(Extracted records)

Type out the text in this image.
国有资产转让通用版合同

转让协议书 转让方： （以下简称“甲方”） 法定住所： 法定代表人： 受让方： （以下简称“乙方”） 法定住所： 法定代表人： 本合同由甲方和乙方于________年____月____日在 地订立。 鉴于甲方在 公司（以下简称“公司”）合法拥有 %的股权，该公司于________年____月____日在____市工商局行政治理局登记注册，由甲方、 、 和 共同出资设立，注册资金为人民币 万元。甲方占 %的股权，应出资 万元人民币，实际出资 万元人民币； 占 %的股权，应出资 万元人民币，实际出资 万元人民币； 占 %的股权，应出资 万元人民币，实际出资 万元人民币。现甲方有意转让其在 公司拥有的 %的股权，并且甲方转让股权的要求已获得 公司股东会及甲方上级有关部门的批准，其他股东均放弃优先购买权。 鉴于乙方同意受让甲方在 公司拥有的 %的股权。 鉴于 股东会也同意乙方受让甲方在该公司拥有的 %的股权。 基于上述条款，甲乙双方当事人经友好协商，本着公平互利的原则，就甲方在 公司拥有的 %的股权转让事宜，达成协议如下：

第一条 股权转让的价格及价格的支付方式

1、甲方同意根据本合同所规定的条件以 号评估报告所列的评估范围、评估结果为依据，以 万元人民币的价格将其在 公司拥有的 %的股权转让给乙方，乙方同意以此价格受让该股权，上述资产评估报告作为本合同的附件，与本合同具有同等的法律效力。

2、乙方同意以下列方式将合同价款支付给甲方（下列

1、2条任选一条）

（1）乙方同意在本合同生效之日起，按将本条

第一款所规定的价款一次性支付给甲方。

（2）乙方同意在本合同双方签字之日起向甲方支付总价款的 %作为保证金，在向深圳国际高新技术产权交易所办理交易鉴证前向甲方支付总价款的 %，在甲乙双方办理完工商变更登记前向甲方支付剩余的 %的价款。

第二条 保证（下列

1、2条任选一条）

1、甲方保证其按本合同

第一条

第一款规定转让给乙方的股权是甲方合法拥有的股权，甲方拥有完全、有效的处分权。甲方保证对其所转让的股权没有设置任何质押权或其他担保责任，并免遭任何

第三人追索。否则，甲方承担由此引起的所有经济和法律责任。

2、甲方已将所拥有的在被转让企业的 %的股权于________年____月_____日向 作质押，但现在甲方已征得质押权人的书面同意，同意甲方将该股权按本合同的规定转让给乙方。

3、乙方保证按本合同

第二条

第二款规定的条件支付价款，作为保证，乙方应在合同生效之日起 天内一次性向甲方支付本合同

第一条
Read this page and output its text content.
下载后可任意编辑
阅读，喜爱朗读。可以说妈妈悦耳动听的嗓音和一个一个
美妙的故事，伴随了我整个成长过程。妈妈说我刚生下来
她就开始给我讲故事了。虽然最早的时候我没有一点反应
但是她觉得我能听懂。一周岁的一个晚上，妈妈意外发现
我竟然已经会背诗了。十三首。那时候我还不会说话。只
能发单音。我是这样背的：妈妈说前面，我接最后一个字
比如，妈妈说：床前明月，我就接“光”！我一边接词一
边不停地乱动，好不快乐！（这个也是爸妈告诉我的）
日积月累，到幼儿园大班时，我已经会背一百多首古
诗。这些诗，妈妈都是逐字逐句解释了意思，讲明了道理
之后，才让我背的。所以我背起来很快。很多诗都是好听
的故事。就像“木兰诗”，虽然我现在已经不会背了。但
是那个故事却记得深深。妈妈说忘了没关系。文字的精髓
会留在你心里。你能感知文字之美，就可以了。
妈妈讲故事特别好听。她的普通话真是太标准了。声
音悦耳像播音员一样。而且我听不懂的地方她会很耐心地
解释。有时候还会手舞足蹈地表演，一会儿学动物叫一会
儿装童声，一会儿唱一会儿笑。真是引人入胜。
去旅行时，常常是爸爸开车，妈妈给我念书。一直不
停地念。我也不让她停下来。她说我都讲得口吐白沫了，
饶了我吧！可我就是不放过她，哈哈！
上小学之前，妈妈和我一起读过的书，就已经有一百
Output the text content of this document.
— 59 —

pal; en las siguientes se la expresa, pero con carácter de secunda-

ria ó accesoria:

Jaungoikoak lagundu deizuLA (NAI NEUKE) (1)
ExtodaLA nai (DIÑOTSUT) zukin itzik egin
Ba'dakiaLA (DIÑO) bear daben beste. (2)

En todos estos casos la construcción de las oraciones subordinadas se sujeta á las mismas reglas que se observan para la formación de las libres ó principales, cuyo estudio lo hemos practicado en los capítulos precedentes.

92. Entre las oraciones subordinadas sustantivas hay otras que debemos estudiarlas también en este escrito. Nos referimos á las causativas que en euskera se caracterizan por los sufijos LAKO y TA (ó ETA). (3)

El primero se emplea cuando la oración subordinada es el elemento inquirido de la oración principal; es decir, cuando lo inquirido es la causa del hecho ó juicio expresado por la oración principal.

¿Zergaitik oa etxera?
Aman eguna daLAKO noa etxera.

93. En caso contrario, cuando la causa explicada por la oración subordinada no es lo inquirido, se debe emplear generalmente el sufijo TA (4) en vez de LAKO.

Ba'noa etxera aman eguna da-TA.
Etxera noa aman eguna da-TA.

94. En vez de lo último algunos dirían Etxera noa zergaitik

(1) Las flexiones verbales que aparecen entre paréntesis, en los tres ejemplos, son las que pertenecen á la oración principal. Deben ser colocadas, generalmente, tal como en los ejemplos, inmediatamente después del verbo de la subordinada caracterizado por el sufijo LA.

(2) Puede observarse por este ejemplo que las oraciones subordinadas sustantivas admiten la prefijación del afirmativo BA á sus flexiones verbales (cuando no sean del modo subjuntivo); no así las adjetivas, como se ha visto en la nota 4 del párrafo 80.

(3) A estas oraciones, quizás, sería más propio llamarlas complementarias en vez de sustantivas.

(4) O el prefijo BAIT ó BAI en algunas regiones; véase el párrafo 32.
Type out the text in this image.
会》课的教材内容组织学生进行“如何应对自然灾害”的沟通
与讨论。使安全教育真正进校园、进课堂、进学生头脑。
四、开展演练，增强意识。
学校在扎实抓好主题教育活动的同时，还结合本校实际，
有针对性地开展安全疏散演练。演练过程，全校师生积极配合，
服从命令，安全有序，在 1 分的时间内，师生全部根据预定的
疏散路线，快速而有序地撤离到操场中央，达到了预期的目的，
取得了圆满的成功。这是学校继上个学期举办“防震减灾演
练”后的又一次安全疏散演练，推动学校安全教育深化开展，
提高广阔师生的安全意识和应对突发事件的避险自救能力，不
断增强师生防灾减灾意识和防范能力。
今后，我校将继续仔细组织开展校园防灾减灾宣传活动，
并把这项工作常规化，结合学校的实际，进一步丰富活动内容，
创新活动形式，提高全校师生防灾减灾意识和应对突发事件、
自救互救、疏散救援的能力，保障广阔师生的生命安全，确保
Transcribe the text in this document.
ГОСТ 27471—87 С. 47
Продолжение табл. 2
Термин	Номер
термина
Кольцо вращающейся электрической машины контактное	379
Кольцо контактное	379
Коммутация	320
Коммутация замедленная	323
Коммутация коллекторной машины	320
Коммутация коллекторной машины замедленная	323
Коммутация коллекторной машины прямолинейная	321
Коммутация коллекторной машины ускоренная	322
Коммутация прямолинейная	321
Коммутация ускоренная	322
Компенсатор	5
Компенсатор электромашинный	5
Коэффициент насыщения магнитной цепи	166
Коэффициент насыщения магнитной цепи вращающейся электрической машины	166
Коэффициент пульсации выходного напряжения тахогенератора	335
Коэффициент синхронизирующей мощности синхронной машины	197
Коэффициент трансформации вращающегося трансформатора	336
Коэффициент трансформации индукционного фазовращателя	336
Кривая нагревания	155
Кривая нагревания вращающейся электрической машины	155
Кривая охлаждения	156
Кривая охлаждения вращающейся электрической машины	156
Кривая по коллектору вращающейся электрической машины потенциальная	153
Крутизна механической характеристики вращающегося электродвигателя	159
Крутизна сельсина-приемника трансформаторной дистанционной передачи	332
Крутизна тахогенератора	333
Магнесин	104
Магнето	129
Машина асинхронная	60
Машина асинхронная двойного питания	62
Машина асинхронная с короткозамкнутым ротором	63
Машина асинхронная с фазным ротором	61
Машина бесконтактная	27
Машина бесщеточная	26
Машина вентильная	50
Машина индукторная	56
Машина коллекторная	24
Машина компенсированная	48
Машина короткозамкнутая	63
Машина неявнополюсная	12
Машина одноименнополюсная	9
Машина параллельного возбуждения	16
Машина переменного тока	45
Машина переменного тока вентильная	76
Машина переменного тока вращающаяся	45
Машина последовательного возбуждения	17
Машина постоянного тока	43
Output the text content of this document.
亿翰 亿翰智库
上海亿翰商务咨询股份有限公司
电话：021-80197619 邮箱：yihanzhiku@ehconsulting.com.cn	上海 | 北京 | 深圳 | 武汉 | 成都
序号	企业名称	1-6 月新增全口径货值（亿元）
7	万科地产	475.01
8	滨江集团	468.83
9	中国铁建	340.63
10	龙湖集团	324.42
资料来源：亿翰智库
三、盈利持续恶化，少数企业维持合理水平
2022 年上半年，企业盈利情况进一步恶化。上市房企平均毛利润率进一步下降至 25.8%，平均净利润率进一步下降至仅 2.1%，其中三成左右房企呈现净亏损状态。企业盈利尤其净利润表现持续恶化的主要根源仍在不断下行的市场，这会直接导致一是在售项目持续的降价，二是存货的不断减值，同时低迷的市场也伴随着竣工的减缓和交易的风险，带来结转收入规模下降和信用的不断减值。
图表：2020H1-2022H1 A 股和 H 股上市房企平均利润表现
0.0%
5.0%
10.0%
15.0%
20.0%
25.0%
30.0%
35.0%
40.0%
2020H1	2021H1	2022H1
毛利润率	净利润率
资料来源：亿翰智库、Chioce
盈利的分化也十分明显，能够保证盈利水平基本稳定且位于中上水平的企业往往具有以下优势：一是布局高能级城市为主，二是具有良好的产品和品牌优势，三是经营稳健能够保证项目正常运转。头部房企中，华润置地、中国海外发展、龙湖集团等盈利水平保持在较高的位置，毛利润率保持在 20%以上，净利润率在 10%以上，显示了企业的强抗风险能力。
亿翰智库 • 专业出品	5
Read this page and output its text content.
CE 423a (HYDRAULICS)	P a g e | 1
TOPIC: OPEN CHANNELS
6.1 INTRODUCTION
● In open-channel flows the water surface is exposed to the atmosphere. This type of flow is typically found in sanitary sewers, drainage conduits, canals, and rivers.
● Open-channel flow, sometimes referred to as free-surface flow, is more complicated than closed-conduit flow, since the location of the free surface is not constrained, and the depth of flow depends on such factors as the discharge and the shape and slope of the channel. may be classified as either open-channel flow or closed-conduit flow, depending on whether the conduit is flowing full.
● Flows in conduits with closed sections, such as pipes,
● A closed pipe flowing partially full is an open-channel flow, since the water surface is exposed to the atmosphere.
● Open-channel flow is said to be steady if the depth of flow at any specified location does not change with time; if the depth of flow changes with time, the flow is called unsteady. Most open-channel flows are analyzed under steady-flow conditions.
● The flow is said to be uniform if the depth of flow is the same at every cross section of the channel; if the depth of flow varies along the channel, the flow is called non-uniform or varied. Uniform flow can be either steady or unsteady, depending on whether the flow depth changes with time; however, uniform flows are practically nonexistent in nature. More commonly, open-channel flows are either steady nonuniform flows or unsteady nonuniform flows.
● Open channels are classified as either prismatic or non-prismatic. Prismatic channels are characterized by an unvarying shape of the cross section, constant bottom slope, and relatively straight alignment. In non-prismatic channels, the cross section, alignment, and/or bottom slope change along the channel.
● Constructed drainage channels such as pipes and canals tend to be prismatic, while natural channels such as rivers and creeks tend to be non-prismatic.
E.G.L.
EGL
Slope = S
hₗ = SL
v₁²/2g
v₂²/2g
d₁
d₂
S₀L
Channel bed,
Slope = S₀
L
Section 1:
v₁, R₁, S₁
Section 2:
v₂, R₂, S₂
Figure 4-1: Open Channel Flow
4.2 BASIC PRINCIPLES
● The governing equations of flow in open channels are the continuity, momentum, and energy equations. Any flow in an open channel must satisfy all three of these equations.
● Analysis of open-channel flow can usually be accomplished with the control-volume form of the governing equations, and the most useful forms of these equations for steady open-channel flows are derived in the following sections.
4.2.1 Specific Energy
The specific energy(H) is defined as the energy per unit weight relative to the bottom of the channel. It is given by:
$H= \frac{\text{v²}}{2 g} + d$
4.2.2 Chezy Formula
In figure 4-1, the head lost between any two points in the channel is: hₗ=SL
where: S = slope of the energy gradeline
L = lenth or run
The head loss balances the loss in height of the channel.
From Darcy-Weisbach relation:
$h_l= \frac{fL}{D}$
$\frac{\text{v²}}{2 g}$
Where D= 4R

- [Directions]:
Select and copy each line from the data that includes the word "Кривая".

- [Task answer]:
Кривая нагревания	155
Кривая нагревания вращающейся электрической машины	155
Кривая охлаждения	156
Кривая охлаждения вращающейся электрической машины	156
Кривая по коллектору вращающейся электрической машины потенциальная	153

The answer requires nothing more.